TASK DIRECTIONS:
Scan the entries below for the word "need". Copy each line that has it.

Data listing:

>> begin

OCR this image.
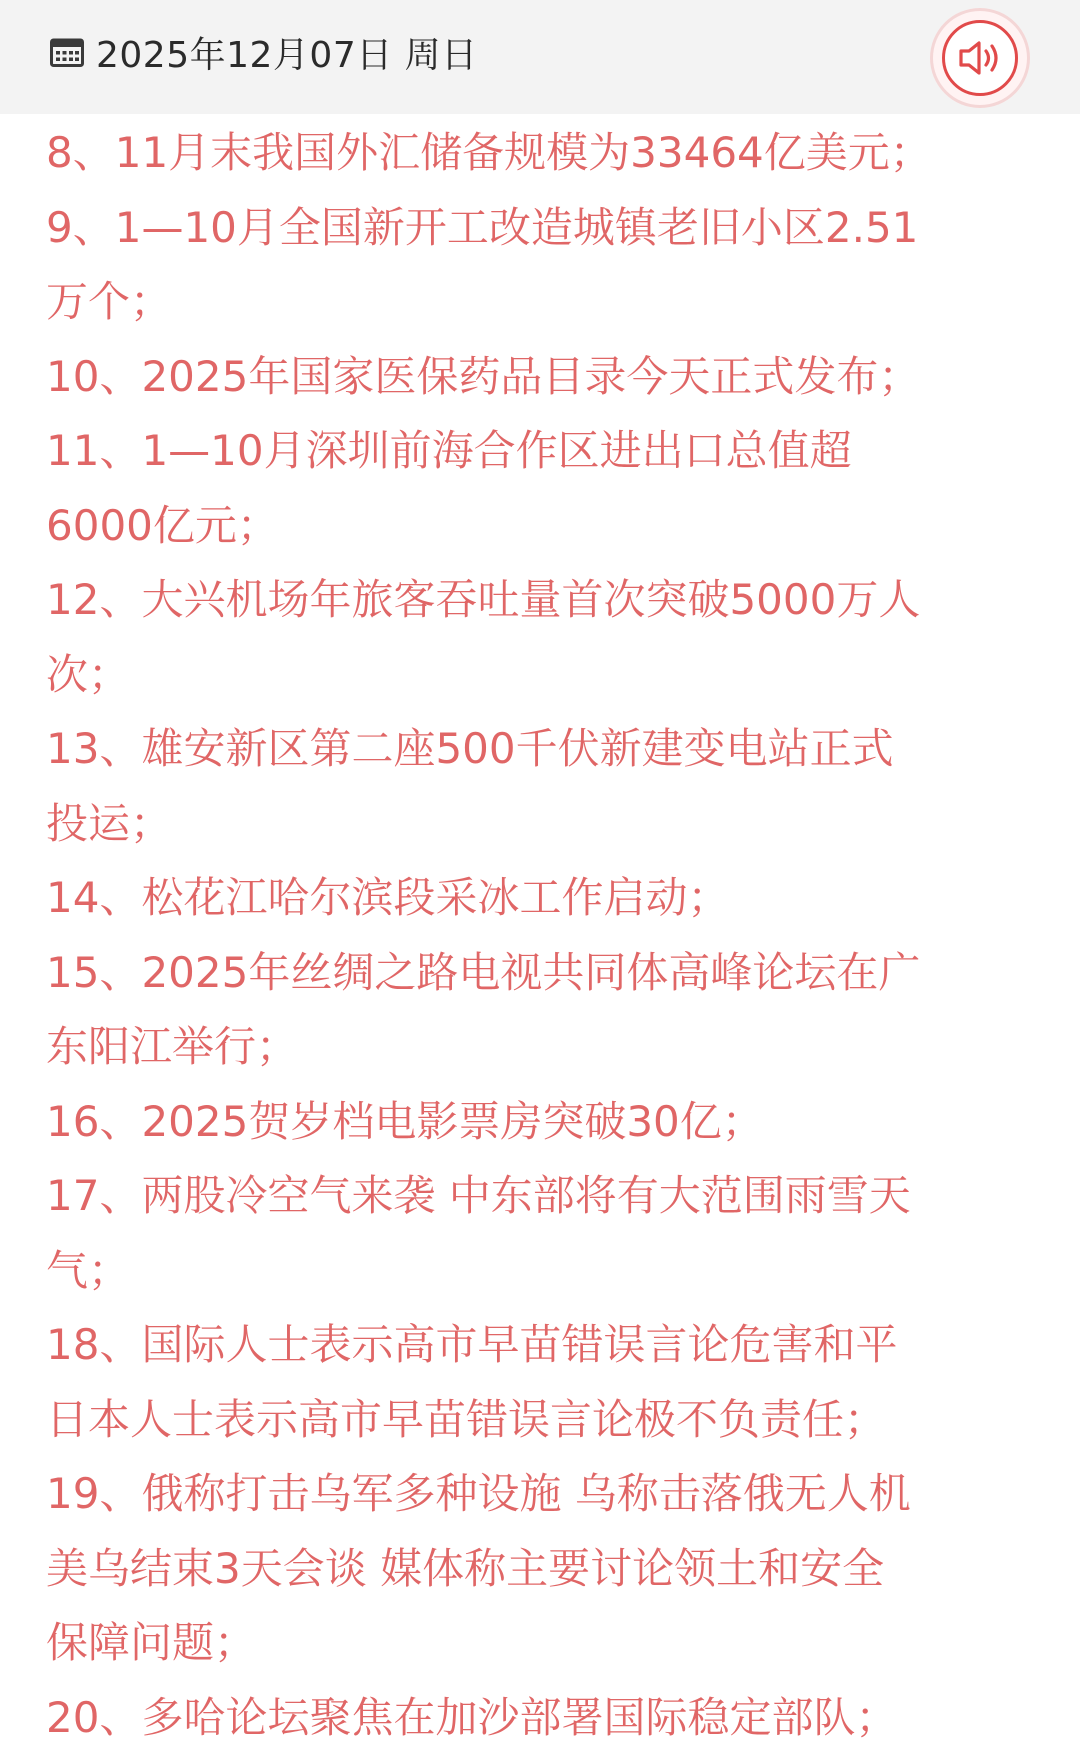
2025年12月07日 周日
8、11月末我国外汇储备规模为33464亿美元；
9、1—10月全国新开工改造城镇老旧小区2.51
万个；
10、2025年国家医保药品目录今天正式发布；
11、1—10月深圳前海合作区进出口总值超
6000亿元；
12、大兴机场年旅客吞吐量首次突破5000万人
次；
13、雄安新区第二座500千伏新建变电站正式
投运；
14、松花江哈尔滨段采冰工作启动；
15、2025年丝绸之路电视共同体高峰论坛在广
东阳江举行；
16、2025贺岁档电影票房突破30亿；
17、两股冷空气来袭 中东部将有大范围雨雪天
气；
18、国际人士表示高市早苗错误言论危害和平
日本人士表示高市早苗错误言论极不负责任；
19、俄称打击乌军多种设施 乌称击落俄无人机
美乌结束3天会谈 媒体称主要讨论领土和安全
保障问题；
20、多哈论坛聚焦在加沙部署国际稳定部队；
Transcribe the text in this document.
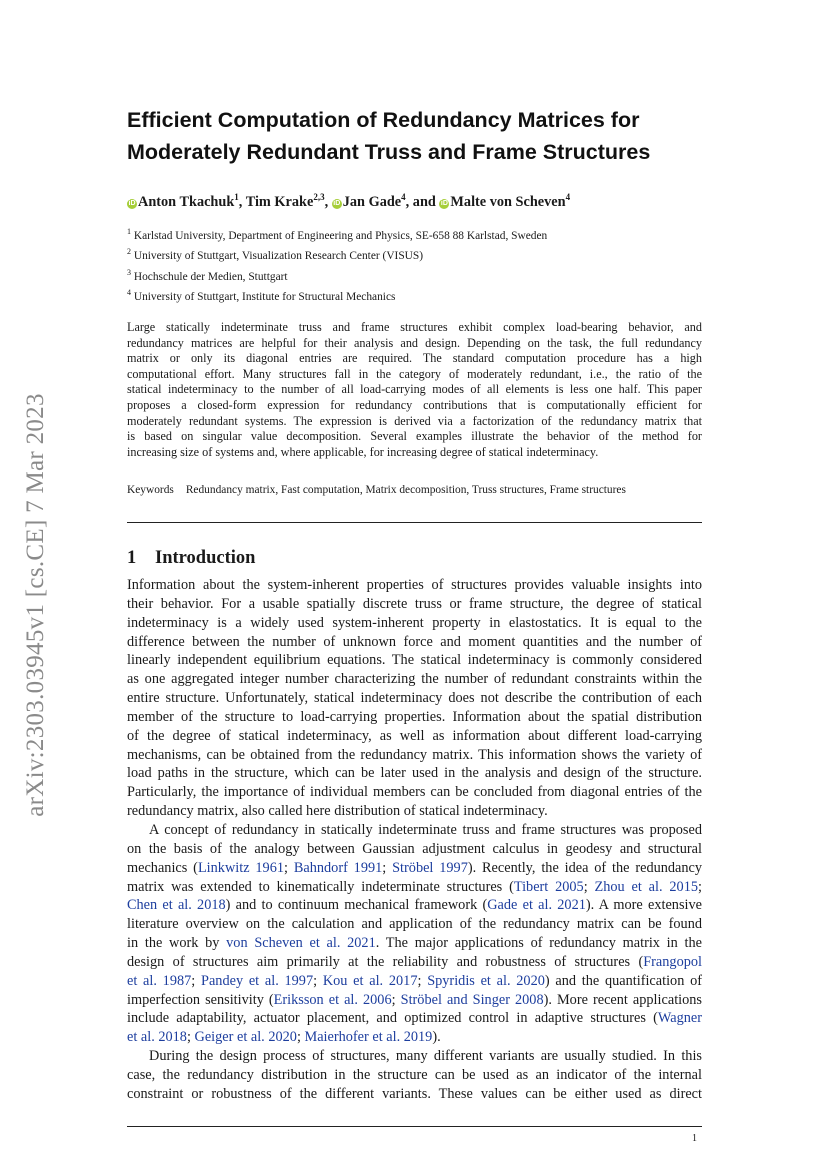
arXiv:2303.03945v1 [cs.CE] 7 Mar 2023
Efficient Computation of Redundancy Matrices for
Moderately Redundant Truss and Frame Structures
iD Anton Tkachuk$^1$, Tim Krake$^{2,3}$, iD Jan Gade$^4$, and iD Malte von Scheven$^4$
$^1$ Karlstad University, Department of Engineering and Physics, SE-658 88 Karlstad, Sweden
$^2$ University of Stuttgart, Visualization Research Center (VISUS)
$^3$ Hochschule der Medien, Stuttgart
$^4$ University of Stuttgart, Institute for Structural Mechanics
Large statically indeterminate truss and frame structures exhibit complex load-bearing behavior, and
redundancy matrices are helpful for their analysis and design. Depending on the task, the full redundancy
matrix or only its diagonal entries are required. The standard computation procedure has a high
computational effort. Many structures fall in the category of moderately redundant, i.e., the ratio of the
statical indeterminacy to the number of all load-carrying modes of all elements is less one half. This paper
proposes a closed-form expression for redundancy contributions that is computationally efficient for
moderately redundant systems. The expression is derived via a factorization of the redundancy matrix that
is based on singular value decomposition. Several examples illustrate the behavior of the method for
increasing size of systems and, where applicable, for increasing degree of statical indeterminacy.
Keywords Redundancy matrix, Fast computation, Matrix decomposition, Truss structures, Frame structures
1 Introduction
Information about the system-inherent properties of structures provides valuable insights into
their behavior. For a usable spatially discrete truss or frame structure, the degree of statical
indeterminacy is a widely used system-inherent property in elastostatics. It is equal to the
difference between the number of unknown force and moment quantities and the number of
linearly independent equilibrium equations. The statical indeterminacy is commonly considered
as one aggregated integer number characterizing the number of redundant constraints within the
entire structure. Unfortunately, statical indeterminacy does not describe the contribution of each
member of the structure to load-carrying properties. Information about the spatial distribution
of the degree of statical indeterminacy, as well as information about different load-carrying
mechanisms, can be obtained from the redundancy matrix. This information shows the variety of
load paths in the structure, which can be later used in the analysis and design of the structure.
Particularly, the importance of individual members can be concluded from diagonal entries of the
redundancy matrix, also called here distribution of statical indeterminacy.
A concept of redundancy in statically indeterminate truss and frame structures was proposed
on the basis of the analogy between Gaussian adjustment calculus in geodesy and structural
mechanics (Linkwitz 1961; Bahndorf 1991; Ströbel 1997). Recently, the idea of the redundancy
matrix was extended to kinematically indeterminate structures (Tibert 2005; Zhou et al. 2015;
Chen et al. 2018) and to continuum mechanical framework (Gade et al. 2021). A more extensive
literature overview on the calculation and application of the redundancy matrix can be found
in the work by von Scheven et al. 2021. The major applications of redundancy matrix in the
design of structures aim primarily at the reliability and robustness of structures (Frangopol
et al. 1987; Pandey et al. 1997; Kou et al. 2017; Spyridis et al. 2020) and the quantification of
imperfection sensitivity (Eriksson et al. 2006; Ströbel and Singer 2008). More recent applications
include adaptability, actuator placement, and optimized control in adaptive structures (Wagner
et al. 2018; Geiger et al. 2020; Maierhofer et al. 2019).
During the design process of structures, many different variants are usually studied. In this
case, the redundancy distribution in the structure can be used as an indicator of the internal
constraint or robustness of the different variants. These values can be either used as direct
1
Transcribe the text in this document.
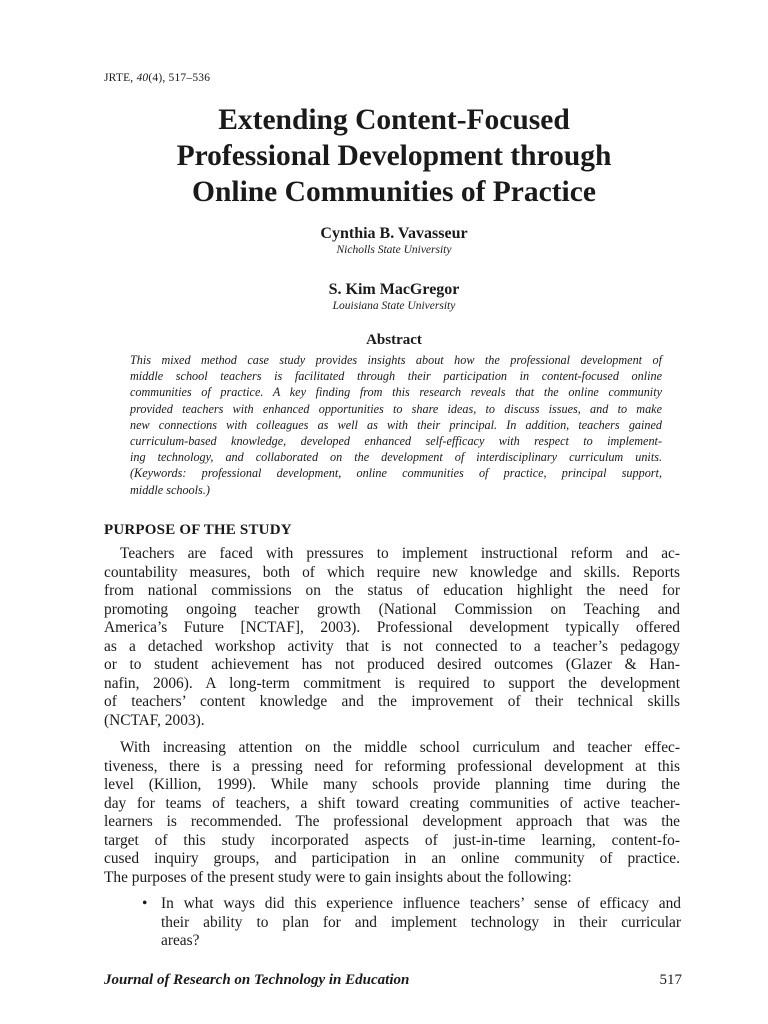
JRTE, 40(4), 517–536
Extending Content-Focused
Professional Development through
Online Communities of Practice
Cynthia B. Vavasseur
Nicholls State University
S. Kim MacGregor
Louisiana State University
Abstract
This mixed method case study provides insights about how the professional development of
middle school teachers is facilitated through their participation in content-focused online
communities of practice. A key finding from this research reveals that the online community
provided teachers with enhanced opportunities to share ideas, to discuss issues, and to make
new connections with colleagues as well as with their principal. In addition, teachers gained
curriculum-based knowledge, developed enhanced self-efficacy with respect to implement-
ing technology, and collaborated on the development of interdisciplinary curriculum units.
(Keywords: professional development, online communities of practice, principal support,
middle schools.)
PURPOSE OF THE STUDY
Teachers are faced with pressures to implement instructional reform and ac-
countability measures, both of which require new knowledge and skills. Reports
from national commissions on the status of education highlight the need for
promoting ongoing teacher growth (National Commission on Teaching and
America’s Future [NCTAF], 2003). Professional development typically offered
as a detached workshop activity that is not connected to a teacher’s pedagogy
or to student achievement has not produced desired outcomes (Glazer & Han-
nafin, 2006). A long-term commitment is required to support the development
of teachers’ content knowledge and the improvement of their technical skills
(NCTAF, 2003).
With increasing attention on the middle school curriculum and teacher effec-
tiveness, there is a pressing need for reforming professional development at this
level (Killion, 1999). While many schools provide planning time during the
day for teams of teachers, a shift toward creating communities of active teacher-
learners is recommended. The professional development approach that was the
target of this study incorporated aspects of just-in-time learning, content-fo-
cused inquiry groups, and participation in an online community of practice.
The purposes of the present study were to gain insights about the following:
• In what ways did this experience influence teachers’ sense of efficacy and
their ability to plan for and implement technology in their curricular
areas?
Journal of Research on Technology in Education	517
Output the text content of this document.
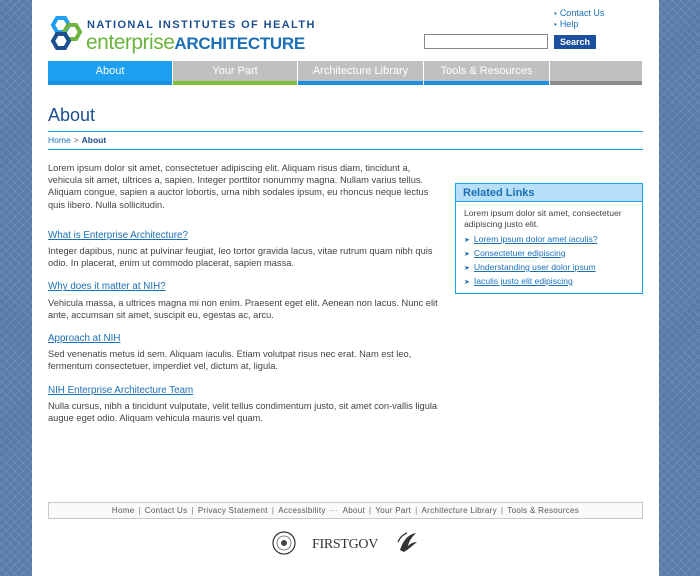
NATIONAL INSTITUTES OF HEALTH
enterpriseARCHITECTURE
• Contact Us
• Help
Search
About	Your Part	Architecture Library	Tools & Resources
About
Home > About

Lorem ipsum dolor sit amet, consectetuer adipiscing elit. Aliquam risus diam, tincidunt a, vehicula sit amet, ultrices a, sapien. Integer porttitor nonummy magna. Nullam varius tellus. Aliquam congue, sapien a auctor lobortis, urna nibh sodales ipsum, eu rhoncus neque lectus quis libero. Nulla sollicitudin.

What is Enterprise Architecture?

Integer dapibus, nunc at pulvinar feugiat, leo tortor gravida lacus, vitae rutrum quam nibh quis odio. In placerat, enim ut commodo placerat, sapien massa.

Why does it matter at NIH?

Vehicula massa, a ultrices magna mi non enim. Praesent eget elit. Aenean non lacus. Nunc elit ante, accumsan sit amet, suscipit eu, egestas ac, arcu.

Approach at NIH

Sed venenatis metus id sem. Aliquam iaculis. Etiam volutpat risus nec erat. Nam est leo, fermentum consectetuer, imperdiet vel, dictum at, ligula.

NIH Enterprise Architecture Team

Nulla cursus, nibh a tincidunt vulputate, velit tellus condimentum justo, sit amet con-vallis ligula augue eget odio. Aliquam vehicula mauris vel quam.

Related Links
Lorem ipsum dolor sit amet, consectetuer adipiscing justo elit.
➤ Lorem ipsum dolor amet iaculis?
➤ Consectetuer edipiscing
➤ Understanding user dolor ipsum
➤ Iaculis justo elit edipiscing
Home | Contact Us | Privacy Statement | Accessibility ··· About | Your Part | Architecture Library | Tools & Resources
FIRSTGOV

>> end

ANSWER TO THIS EXERCISE:
from national commissions on the status of education highlight the need for
tiveness, there is a pressing need for reforming professional development at this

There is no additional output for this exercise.